Records:
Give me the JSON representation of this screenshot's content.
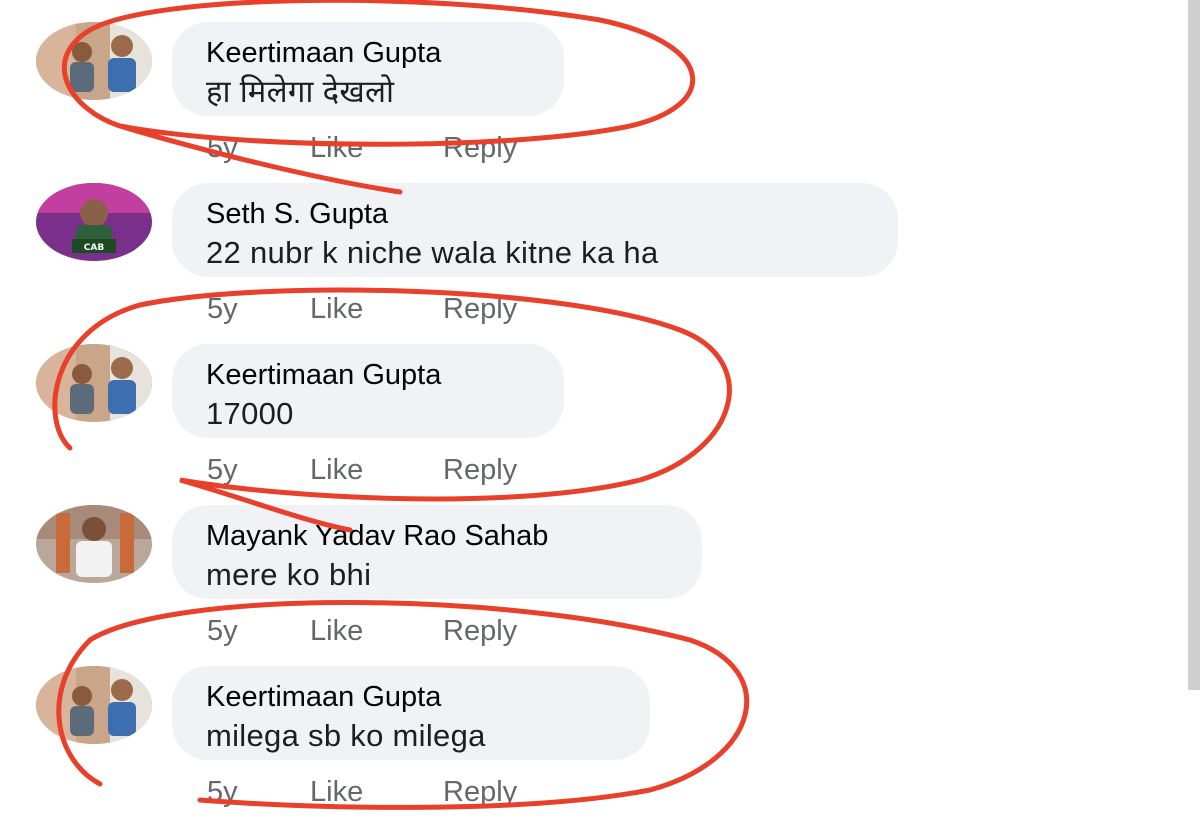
{
  "comments": [
    {
      "author": "Keertimaan Gupta",
      "text": "हा मिलेगा देखलो",
      "time": "5y",
      "like": "Like",
      "reply": "Reply",
      "avatar": "profile-photo"
    },
    {
      "author": "Seth S. Gupta",
      "text": "22 nubr k niche wala kitne ka ha",
      "time": "5y",
      "like": "Like",
      "reply": "Reply",
      "avatar": "profile-photo",
      "avatar_caption": "CAB"
    },
    {
      "author": "Keertimaan Gupta",
      "text": "17000",
      "time": "5y",
      "like": "Like",
      "reply": "Reply",
      "avatar": "profile-photo"
    },
    {
      "author": "Mayank Yadav Rao Sahab",
      "text": "mere ko bhi",
      "time": "5y",
      "like": "Like",
      "reply": "Reply",
      "avatar": "profile-photo"
    },
    {
      "author": "Keertimaan Gupta",
      "text": "milega sb ko milega",
      "time": "5y",
      "like": "Like",
      "reply": "Reply",
      "avatar": "profile-photo"
    }
  ],
  "colors": {
    "bubble": "#f0f2f5",
    "author_text": "#050505",
    "meta_text": "#65676b",
    "annotation": "#e8402a"
  }
}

▶ **Given problem**: Skip every picture and transcribe the data above exactly.

▶ **Result of the task**:
Give me the JSON representation of this screenshot's content.
{
  "comments": [
    {
      "author": "Keertimaan Gupta",
      "text": "हा मिलेगा देखलो",
      "time": "5y",
      "like": "Like",
      "reply": "Reply",
      "avatar": "profile-photo"
    },
    {
      "author": "Seth S. Gupta",
      "text": "22 nubr k niche wala kitne ka ha",
      "time": "5y",
      "like": "Like",
      "reply": "Reply",
      "avatar": "profile-photo",
      "avatar_caption": "CAB"
    },
    {
      "author": "Keertimaan Gupta",
      "text": "17000",
      "time": "5y",
      "like": "Like",
      "reply": "Reply",
      "avatar": "profile-photo"
    },
    {
      "author": "Mayank Yadav Rao Sahab",
      "text": "mere ko bhi",
      "time": "5y",
      "like": "Like",
      "reply": "Reply",
      "avatar": "profile-photo"
    },
    {
      "author": "Keertimaan Gupta",
      "text": "milega sb ko milega",
      "time": "5y",
      "like": "Like",
      "reply": "Reply",
      "avatar": "profile-photo"
    }
  ],
  "colors": {
    "bubble": "#f0f2f5",
    "author_text": "#050505",
    "meta_text": "#65676b",
    "annotation": "#e8402a"
  }
}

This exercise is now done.